→ Source material:
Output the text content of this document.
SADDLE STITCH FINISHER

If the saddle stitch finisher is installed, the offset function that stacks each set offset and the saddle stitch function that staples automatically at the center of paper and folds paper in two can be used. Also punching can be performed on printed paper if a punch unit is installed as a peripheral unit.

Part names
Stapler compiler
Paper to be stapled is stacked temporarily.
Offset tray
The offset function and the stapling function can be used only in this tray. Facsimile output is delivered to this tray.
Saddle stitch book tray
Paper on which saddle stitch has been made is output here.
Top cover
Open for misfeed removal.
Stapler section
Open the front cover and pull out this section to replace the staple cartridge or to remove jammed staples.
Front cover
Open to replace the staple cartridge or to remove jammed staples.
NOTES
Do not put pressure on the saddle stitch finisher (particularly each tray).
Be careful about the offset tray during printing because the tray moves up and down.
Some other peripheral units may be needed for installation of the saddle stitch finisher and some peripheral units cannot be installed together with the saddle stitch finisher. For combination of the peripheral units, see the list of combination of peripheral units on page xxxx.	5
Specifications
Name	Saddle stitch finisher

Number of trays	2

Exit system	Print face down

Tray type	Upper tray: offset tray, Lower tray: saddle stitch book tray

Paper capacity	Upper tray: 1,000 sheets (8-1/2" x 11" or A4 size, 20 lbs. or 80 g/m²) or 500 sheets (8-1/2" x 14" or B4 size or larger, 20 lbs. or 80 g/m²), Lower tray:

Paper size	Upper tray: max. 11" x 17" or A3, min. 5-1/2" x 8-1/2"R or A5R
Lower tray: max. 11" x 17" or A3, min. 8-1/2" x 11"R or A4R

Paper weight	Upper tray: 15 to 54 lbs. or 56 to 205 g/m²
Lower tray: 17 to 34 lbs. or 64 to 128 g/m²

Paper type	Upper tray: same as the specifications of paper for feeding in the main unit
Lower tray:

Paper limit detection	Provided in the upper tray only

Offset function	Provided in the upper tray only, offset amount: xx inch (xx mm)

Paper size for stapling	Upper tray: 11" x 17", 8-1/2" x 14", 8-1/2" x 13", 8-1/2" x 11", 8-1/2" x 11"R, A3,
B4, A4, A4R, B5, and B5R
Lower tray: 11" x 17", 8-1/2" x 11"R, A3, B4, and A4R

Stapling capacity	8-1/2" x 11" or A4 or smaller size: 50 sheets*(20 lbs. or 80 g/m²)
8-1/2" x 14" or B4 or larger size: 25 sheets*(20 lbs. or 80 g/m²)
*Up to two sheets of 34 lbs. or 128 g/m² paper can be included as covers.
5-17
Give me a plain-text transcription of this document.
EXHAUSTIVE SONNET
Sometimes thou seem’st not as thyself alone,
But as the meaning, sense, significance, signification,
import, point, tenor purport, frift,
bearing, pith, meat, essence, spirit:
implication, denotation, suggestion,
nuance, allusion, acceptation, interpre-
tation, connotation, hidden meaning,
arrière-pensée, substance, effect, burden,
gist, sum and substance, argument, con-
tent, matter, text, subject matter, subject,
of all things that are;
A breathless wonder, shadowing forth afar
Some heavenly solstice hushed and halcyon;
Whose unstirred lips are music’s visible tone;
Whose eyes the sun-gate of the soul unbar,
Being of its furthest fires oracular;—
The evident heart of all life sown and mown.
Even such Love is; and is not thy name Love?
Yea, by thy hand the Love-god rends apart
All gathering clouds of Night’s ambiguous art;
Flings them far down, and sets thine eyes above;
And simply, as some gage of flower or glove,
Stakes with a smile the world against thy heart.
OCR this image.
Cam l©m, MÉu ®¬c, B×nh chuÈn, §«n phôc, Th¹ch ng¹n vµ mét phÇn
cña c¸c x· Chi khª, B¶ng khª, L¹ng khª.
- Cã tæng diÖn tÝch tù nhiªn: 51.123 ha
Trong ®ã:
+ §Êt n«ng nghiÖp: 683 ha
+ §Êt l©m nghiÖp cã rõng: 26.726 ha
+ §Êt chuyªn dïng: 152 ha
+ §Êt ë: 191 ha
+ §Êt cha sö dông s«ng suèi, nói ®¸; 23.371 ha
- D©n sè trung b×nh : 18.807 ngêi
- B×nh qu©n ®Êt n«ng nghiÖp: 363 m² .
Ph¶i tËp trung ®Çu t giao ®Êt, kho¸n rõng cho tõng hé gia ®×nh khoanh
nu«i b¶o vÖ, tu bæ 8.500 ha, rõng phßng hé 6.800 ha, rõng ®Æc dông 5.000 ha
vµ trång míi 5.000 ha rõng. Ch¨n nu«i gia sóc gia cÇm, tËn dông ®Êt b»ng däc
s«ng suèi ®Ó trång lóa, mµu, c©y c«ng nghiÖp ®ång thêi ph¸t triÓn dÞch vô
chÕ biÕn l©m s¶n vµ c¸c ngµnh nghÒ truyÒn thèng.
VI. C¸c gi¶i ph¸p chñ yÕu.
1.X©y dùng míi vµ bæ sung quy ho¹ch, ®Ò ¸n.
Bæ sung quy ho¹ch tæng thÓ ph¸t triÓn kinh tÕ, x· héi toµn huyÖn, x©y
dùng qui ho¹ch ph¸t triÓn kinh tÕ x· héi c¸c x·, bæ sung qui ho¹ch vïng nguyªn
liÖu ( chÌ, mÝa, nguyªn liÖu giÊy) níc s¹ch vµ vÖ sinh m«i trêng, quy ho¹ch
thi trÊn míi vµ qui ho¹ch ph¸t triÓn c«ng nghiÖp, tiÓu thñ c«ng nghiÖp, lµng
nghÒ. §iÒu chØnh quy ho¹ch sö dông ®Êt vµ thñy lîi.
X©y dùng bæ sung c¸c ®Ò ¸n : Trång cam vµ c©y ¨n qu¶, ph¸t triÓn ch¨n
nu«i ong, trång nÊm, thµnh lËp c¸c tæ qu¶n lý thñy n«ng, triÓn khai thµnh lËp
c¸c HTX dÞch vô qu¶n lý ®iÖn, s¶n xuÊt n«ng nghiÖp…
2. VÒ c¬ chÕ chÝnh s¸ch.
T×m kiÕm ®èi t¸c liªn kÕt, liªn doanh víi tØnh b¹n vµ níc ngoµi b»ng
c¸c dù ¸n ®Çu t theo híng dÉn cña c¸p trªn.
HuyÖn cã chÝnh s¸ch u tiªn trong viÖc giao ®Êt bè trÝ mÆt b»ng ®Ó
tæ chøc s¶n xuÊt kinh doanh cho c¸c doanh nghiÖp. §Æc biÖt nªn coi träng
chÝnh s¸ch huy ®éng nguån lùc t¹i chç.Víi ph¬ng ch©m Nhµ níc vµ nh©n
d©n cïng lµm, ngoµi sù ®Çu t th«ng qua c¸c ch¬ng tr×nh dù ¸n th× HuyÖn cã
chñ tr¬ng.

→ What to do:
From the listing above, collect each line in which the string "eyes" appears.

→ Output:
Whose eyes the sun-gate of the soul unbar,
Flings them far down, and sets thine eyes above;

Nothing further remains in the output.